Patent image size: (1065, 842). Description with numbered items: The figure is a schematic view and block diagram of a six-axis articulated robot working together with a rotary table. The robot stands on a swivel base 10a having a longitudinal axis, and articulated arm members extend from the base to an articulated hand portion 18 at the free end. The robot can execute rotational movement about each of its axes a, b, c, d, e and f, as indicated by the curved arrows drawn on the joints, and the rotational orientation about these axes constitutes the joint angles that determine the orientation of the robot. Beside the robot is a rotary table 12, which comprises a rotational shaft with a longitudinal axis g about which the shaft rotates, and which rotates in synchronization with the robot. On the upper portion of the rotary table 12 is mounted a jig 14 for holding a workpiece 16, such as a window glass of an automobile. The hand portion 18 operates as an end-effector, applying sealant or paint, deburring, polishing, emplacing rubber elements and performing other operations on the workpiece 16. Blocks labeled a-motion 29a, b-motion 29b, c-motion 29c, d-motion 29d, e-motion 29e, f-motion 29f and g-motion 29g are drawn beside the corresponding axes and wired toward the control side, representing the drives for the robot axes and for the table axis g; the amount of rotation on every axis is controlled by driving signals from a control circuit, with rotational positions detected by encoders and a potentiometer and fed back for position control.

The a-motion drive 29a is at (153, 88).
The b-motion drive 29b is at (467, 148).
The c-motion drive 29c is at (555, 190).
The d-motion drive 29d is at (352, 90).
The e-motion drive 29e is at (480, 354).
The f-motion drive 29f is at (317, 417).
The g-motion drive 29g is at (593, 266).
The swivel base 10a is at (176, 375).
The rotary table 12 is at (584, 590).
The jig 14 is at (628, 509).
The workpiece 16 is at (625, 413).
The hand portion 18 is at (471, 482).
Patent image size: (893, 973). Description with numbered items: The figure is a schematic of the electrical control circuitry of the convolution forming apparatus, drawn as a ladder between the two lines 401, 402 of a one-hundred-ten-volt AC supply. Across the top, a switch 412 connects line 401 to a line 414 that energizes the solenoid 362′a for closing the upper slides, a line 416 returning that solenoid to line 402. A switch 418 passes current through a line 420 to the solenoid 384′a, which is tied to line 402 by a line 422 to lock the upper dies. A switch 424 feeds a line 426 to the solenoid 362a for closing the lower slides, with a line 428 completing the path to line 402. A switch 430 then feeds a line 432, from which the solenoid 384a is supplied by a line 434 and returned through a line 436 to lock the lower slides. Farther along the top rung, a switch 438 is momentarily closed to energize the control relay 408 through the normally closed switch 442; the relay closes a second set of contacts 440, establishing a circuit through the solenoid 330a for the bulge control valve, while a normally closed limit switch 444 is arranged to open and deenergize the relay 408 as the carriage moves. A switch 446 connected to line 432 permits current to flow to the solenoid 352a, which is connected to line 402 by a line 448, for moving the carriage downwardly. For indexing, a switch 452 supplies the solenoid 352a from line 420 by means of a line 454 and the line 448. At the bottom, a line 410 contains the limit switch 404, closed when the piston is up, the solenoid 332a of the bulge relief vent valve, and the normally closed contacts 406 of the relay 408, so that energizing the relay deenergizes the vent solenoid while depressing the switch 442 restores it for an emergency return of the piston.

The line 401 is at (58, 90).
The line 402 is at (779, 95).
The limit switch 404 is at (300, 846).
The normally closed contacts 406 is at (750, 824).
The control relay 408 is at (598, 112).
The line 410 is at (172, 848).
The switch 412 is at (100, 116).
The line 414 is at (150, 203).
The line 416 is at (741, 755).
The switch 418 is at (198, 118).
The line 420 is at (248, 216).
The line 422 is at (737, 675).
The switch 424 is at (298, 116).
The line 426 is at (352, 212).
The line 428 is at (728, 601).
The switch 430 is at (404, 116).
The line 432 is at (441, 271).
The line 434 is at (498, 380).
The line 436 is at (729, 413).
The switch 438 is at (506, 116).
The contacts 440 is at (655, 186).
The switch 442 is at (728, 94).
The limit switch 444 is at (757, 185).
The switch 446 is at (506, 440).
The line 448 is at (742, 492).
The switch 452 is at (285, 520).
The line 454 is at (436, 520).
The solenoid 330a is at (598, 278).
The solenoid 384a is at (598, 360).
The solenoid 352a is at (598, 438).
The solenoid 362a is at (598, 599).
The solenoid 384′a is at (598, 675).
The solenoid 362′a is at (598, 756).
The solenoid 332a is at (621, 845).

· · · · · · ·

#### [Enunciado]
Reescreva todas as linhas dos dados acima como uma tabela em Markdown com duas colunas: "Nº", com o número de cada linha da tabela, e "Linha", com o texto correspondente. Omita as linhas em branco.

#### [Resolução]
| Nº | Linha |
|---|---|
| 1 | Patent image size: (1065, 842). Description with numbered items: The figure is a schematic view and block diagram of a six-axis articulated robot working together with a rotary table. The robot stands on a swivel base 10a having a longitudinal axis, and articulated arm members extend from the base to an articulated hand portion 18 at the free end. The robot can execute rotational movement about each of its axes a, b, c, d, e and f, as indicated by the curved arrows drawn on the joints, and the rotational orientation about these axes constitutes the joint angles that determine the orientation of the robot. Beside the robot is a rotary table 12, which comprises a rotational shaft with a longitudinal axis g about which the shaft rotates, and which rotates in synchronization with the robot. On the upper portion of the rotary table 12 is mounted a jig 14 for holding a workpiece 16, such as a window glass of an automobile. The hand portion 18 operates as an end-effector, applying sealant or paint, deburring, polishing, emplacing rubber elements and performing other operations on the workpiece 16. Blocks labeled a-motion 29a, b-motion 29b, c-motion 29c, d-motion 29d, e-motion 29e, f-motion 29f and g-motion 29g are drawn beside the corresponding axes and wired toward the control side, representing the drives for the robot axes and for the table axis g; the amount of rotation on every axis is controlled by driving signals from a control circuit, with rotational positions detected by encoders and a potentiometer and fed back for position control. |
| 2 | The a-motion drive 29a is at (153, 88). |
| 3 | The b-motion drive 29b is at (467, 148). |
| 4 | The c-motion drive 29c is at (555, 190). |
| 5 | The d-motion drive 29d is at (352, 90). |
| 6 | The e-motion drive 29e is at (480, 354). |
| 7 | The f-motion drive 29f is at (317, 417). |
| 8 | The g-motion drive 29g is at (593, 266). |
| 9 | The swivel base 10a is at (176, 375). |
| 10 | The rotary table 12 is at (584, 590). |
| 11 | The jig 14 is at (628, 509). |
| 12 | The workpiece 16 is at (625, 413). |
| 13 | The hand portion 18 is at (471, 482). |
| 14 | Patent image size: (893, 973). Description with numbered items: The figure is a schematic of the electrical control circuitry of the convolution forming apparatus, drawn as a ladder between the two lines 401, 402 of a one-hundred-ten-volt AC supply. Across the top, a switch 412 connects line 401 to a line 414 that energizes the solenoid 362′a for closing the upper slides, a line 416 returning that solenoid to line 402. A switch 418 passes current through a line 420 to the solenoid 384′a, which is tied to line 402 by a line 422 to lock the upper dies. A switch 424 feeds a line 426 to the solenoid 362a for closing the lower slides, with a line 428 completing the path to line 402. A switch 430 then feeds a line 432, from which the solenoid 384a is supplied by a line 434 and returned through a line 436 to lock the lower slides. Farther along the top rung, a switch 438 is momentarily closed to energize the control relay 408 through the normally closed switch 442; the relay closes a second set of contacts 440, establishing a circuit through the solenoid 330a for the bulge control valve, while a normally closed limit switch 444 is arranged to open and deenergize the relay 408 as the carriage moves. A switch 446 connected to line 432 permits current to flow to the solenoid 352a, which is connected to line 402 by a line 448, for moving the carriage downwardly. For indexing, a switch 452 supplies the solenoid 352a from line 420 by means of a line 454 and the line 448. At the bottom, a line 410 contains the limit switch 404, closed when the piston is up, the solenoid 332a of the bulge relief vent valve, and the normally closed contacts 406 of the relay 408, so that energizing the relay deenergizes the vent solenoid while depressing the switch 442 restores it for an emergency return of the piston. |
| 15 | The line 401 is at (58, 90). |
| 16 | The line 402 is at (779, 95). |
| 17 | The limit switch 404 is at (300, 846). |
| 18 | The normally closed contacts 406 is at (750, 824). |
| 19 | The control relay 408 is at (598, 112). |
| 20 | The line 410 is at (172, 848). |
| 21 | The switch 412 is at (100, 116). |
| 22 | The line 414 is at (150, 203). |
| 23 | The line 416 is at (741, 755). |
| 24 | The switch 418 is at (198, 118). |
| 25 | The line 420 is at (248, 216). |
| 26 | The line 422 is at (737, 675). |
| 27 | The switch 424 is at (298, 116). |
| 28 | The line 426 is at (352, 212). |
| 29 | The line 428 is at (728, 601). |
| 30 | The switch 430 is at (404, 116). |
| 31 | The line 432 is at (441, 271). |
| 32 | The line 434 is at (498, 380). |
| 33 | The line 436 is at (729, 413). |
| 34 | The switch 438 is at (506, 116). |
| 35 | The contacts 440 is at (655, 186). |
| 36 | The switch 442 is at (728, 94). |
| 37 | The limit switch 444 is at (757, 185). |
| 38 | The switch 446 is at (506, 440). |
| 39 | The line 448 is at (742, 492). |
| 40 | The switch 452 is at (285, 520). |
| 41 | The line 454 is at (436, 520). |
| 42 | The solenoid 330a is at (598, 278). |
| 43 | The solenoid 384a is at (598, 360). |
| 44 | The solenoid 352a is at (598, 438). |
| 45 | The solenoid 362a is at (598, 599). |
| 46 | The solenoid 384′a is at (598, 675). |
| 47 | The solenoid 362′a is at (598, 756). |
| 48 | The solenoid 332a is at (621, 845). |